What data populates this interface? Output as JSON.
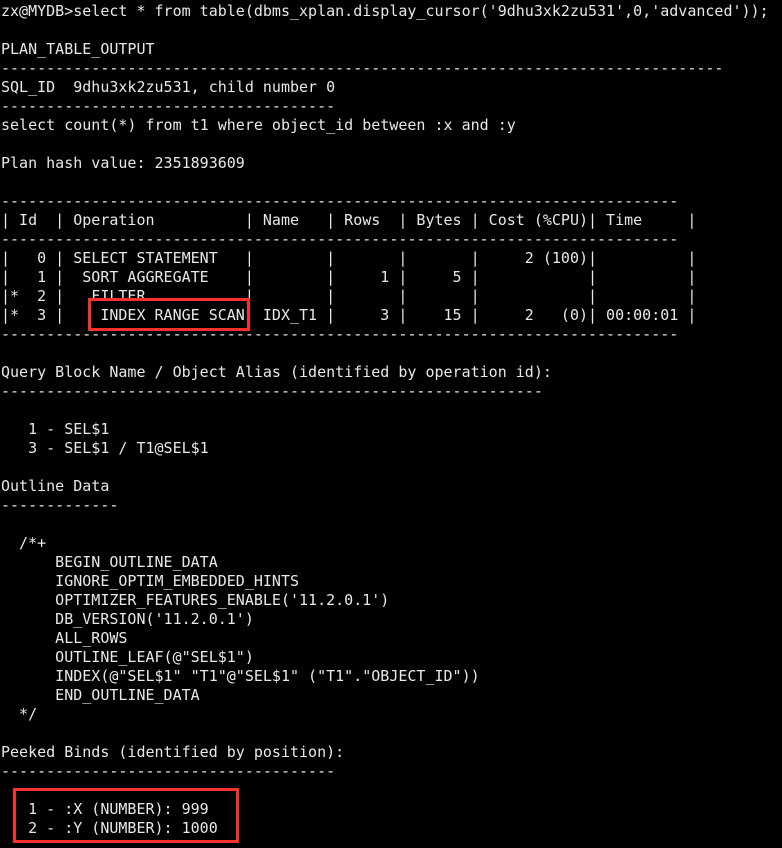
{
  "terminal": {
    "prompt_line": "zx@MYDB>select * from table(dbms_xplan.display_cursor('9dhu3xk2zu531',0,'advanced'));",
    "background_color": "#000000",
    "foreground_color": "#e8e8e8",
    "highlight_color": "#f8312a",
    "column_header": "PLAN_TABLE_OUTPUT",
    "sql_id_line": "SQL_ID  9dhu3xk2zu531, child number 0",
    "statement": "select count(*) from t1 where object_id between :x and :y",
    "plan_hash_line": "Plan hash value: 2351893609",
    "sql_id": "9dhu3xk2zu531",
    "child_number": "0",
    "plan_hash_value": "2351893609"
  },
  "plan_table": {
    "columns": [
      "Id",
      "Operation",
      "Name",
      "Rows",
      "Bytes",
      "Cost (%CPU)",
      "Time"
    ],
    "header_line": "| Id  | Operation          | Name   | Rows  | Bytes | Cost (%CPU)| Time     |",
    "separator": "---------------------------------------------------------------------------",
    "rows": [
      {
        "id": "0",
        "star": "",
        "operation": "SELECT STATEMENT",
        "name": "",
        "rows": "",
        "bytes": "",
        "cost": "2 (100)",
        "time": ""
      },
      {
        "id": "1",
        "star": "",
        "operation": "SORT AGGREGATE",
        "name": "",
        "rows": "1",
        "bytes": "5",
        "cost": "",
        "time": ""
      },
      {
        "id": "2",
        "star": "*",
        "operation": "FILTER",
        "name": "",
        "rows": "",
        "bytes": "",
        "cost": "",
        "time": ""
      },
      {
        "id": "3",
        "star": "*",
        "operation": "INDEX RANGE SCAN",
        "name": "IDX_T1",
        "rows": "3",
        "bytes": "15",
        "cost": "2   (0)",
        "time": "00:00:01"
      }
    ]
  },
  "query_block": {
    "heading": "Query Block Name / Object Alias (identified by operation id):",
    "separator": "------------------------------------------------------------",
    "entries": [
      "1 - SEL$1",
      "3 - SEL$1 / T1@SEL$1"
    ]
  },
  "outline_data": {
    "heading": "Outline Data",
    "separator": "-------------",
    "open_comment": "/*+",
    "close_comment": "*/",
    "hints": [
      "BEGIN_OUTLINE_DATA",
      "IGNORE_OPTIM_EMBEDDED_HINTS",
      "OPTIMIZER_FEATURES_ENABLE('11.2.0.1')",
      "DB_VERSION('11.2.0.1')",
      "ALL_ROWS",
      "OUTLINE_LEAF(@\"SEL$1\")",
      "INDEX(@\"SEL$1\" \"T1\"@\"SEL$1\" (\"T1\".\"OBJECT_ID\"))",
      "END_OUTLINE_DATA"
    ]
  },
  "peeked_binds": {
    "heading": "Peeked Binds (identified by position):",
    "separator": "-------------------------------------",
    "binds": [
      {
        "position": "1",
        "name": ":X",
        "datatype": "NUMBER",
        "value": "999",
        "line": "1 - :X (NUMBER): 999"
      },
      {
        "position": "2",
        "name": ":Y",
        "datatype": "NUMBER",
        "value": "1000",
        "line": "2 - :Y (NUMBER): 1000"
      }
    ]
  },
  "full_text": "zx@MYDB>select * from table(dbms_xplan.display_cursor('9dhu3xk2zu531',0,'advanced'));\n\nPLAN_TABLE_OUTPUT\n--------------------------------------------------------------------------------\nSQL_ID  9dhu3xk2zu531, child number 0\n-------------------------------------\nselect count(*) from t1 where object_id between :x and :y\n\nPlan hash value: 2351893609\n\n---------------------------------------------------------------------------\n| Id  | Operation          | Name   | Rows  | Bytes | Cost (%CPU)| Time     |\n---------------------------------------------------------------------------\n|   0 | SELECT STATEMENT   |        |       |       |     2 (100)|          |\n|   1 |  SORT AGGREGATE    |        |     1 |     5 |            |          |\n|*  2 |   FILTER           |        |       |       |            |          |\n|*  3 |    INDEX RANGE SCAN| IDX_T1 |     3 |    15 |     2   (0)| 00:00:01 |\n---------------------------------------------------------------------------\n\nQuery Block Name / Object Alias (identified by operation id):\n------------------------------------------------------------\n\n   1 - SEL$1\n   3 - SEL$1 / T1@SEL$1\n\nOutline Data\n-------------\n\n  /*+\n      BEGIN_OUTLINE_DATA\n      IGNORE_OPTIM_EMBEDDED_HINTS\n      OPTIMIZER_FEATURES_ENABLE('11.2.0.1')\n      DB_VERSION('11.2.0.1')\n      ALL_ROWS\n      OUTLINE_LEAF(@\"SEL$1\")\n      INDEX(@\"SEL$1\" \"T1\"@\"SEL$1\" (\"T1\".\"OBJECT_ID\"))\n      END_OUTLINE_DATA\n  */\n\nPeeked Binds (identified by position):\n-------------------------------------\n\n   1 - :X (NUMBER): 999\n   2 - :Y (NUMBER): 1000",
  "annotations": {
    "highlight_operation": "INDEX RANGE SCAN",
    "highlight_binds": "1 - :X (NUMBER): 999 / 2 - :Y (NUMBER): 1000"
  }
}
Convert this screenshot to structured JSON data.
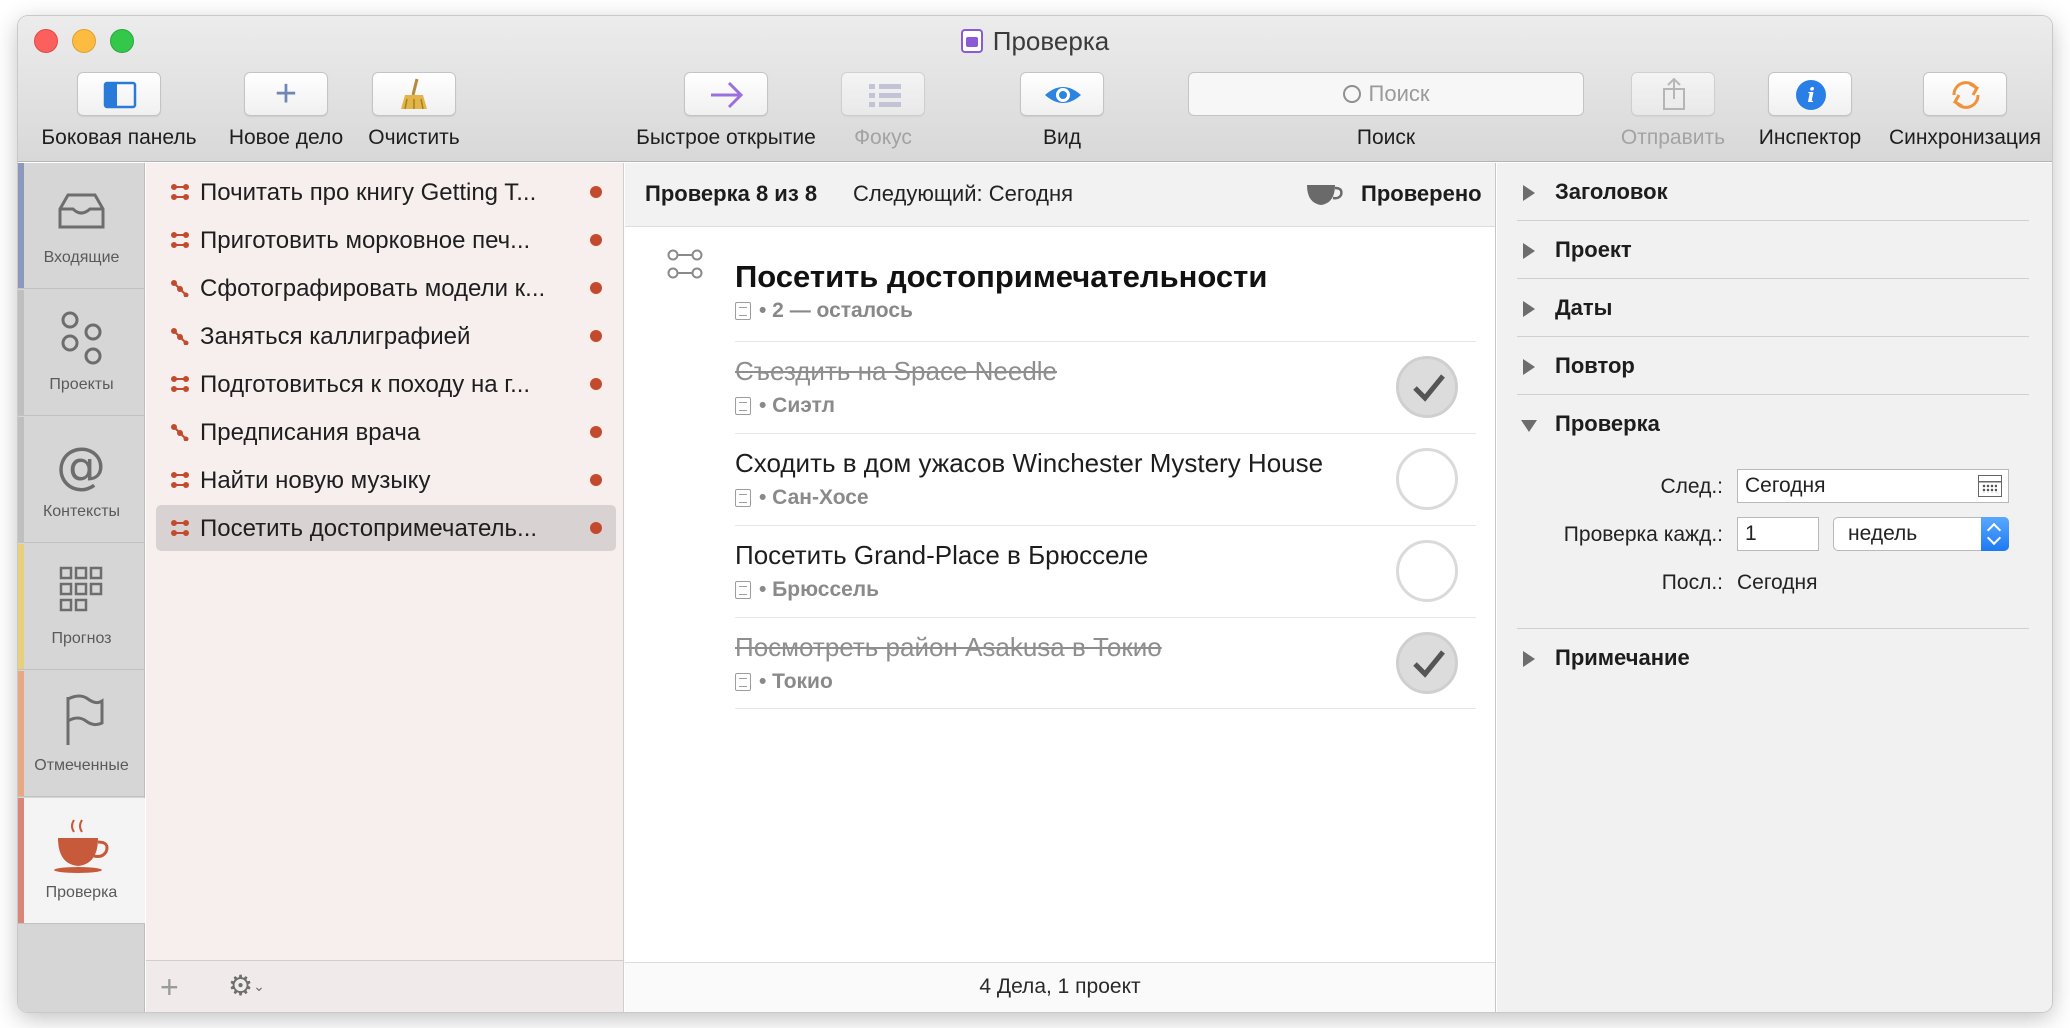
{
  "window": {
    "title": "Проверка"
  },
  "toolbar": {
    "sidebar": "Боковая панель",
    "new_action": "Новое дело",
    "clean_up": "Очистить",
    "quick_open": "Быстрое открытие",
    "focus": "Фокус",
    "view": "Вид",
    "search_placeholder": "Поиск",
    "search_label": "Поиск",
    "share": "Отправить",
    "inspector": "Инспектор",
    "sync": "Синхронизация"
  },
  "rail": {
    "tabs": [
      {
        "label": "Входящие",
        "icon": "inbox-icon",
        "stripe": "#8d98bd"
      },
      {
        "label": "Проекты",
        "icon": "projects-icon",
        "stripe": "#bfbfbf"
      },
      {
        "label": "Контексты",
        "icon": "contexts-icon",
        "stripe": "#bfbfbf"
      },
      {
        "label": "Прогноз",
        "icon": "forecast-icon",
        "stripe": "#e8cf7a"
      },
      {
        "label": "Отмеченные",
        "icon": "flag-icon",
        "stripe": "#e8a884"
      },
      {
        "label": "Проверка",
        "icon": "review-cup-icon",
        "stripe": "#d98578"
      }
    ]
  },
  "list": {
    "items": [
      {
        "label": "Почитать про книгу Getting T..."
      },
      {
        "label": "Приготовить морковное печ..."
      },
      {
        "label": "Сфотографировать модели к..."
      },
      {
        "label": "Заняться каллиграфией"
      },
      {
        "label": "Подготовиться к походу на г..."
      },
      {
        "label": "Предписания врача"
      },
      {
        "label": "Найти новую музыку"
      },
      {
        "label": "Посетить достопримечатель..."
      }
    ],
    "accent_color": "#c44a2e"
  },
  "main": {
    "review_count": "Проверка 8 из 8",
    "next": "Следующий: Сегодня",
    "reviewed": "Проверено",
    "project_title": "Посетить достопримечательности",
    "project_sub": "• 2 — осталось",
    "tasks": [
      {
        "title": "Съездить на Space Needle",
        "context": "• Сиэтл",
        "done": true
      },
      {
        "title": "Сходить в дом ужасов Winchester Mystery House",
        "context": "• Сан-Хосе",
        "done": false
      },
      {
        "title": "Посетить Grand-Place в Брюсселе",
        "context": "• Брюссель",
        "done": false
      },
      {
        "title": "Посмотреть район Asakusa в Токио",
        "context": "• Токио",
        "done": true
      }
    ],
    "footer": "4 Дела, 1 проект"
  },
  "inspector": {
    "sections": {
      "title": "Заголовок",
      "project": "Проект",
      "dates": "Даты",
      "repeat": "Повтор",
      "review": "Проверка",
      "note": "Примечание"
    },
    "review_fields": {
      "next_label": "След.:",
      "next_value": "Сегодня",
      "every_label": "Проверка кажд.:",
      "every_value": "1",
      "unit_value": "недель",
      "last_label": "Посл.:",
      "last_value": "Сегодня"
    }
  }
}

════

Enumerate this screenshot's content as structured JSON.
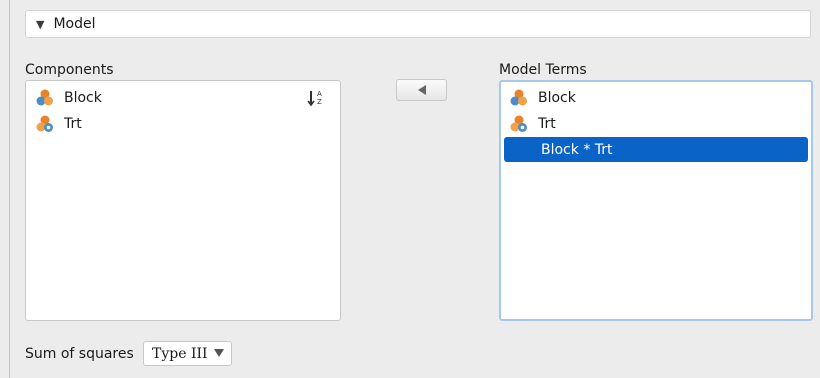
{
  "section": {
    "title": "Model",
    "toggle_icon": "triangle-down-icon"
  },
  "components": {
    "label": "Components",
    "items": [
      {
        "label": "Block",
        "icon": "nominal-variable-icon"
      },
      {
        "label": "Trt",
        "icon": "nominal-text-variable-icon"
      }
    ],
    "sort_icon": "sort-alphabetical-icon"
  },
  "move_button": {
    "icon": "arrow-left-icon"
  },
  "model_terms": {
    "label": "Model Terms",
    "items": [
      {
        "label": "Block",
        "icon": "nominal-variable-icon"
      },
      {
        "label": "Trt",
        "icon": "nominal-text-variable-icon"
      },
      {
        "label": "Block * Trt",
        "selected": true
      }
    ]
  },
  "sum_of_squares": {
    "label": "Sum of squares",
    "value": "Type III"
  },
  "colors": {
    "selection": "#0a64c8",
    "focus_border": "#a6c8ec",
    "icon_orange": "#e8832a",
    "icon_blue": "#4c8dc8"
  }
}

════

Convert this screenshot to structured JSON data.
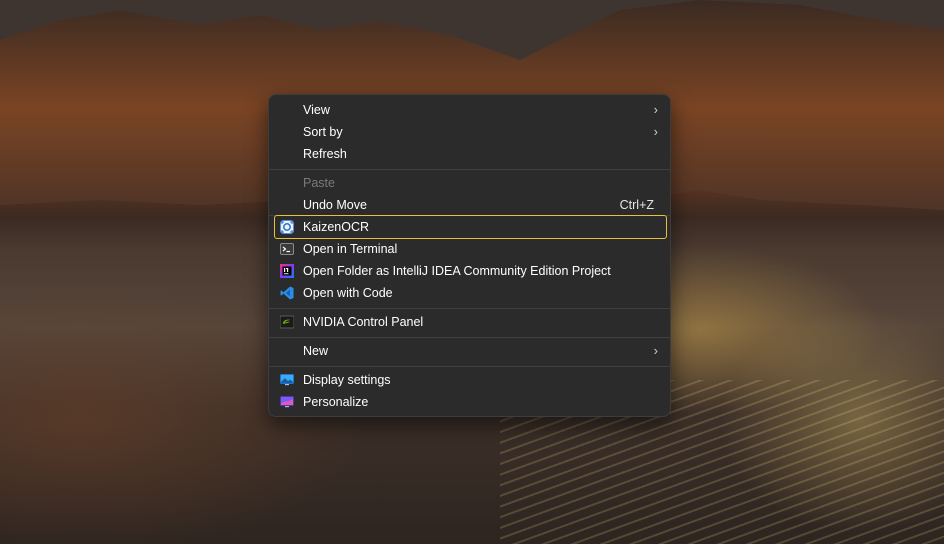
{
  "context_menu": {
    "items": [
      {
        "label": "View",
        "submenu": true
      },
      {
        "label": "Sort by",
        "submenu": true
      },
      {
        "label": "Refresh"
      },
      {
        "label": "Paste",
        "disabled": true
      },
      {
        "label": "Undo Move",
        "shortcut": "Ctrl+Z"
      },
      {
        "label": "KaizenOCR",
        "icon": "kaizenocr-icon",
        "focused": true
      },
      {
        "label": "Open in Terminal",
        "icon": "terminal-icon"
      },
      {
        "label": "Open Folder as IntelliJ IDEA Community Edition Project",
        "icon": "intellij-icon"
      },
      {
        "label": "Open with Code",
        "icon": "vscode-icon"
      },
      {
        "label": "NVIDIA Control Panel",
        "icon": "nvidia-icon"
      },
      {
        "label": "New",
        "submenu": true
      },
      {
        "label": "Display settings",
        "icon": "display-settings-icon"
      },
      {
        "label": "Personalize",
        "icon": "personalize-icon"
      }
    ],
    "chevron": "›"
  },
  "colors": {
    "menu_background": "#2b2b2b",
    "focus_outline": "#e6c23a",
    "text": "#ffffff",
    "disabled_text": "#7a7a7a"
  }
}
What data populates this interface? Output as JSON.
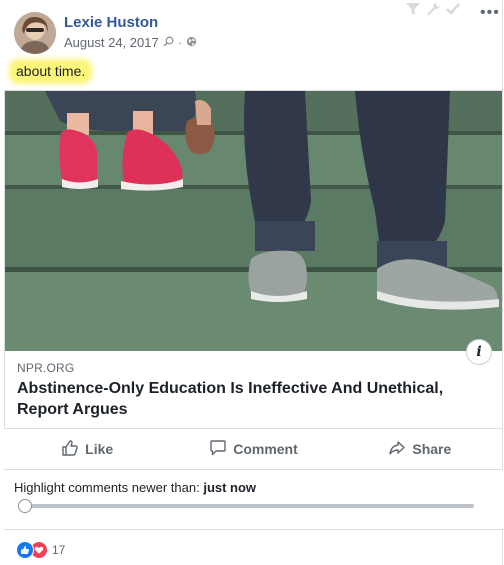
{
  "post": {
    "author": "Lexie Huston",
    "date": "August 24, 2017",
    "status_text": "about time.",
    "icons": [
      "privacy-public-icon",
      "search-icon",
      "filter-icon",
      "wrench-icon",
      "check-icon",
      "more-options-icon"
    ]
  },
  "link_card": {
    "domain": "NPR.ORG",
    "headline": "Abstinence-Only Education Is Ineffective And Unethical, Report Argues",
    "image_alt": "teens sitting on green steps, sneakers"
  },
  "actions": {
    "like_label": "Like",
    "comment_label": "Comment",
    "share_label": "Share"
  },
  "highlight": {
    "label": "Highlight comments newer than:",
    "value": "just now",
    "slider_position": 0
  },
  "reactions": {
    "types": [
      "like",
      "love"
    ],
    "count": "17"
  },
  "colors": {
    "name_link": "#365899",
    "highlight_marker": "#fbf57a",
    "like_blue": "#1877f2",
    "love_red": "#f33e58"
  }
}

════

**Problem statement**: Of the lines above, how many hold the string "Проверка"? Answer with only the number.

**The reply**: 5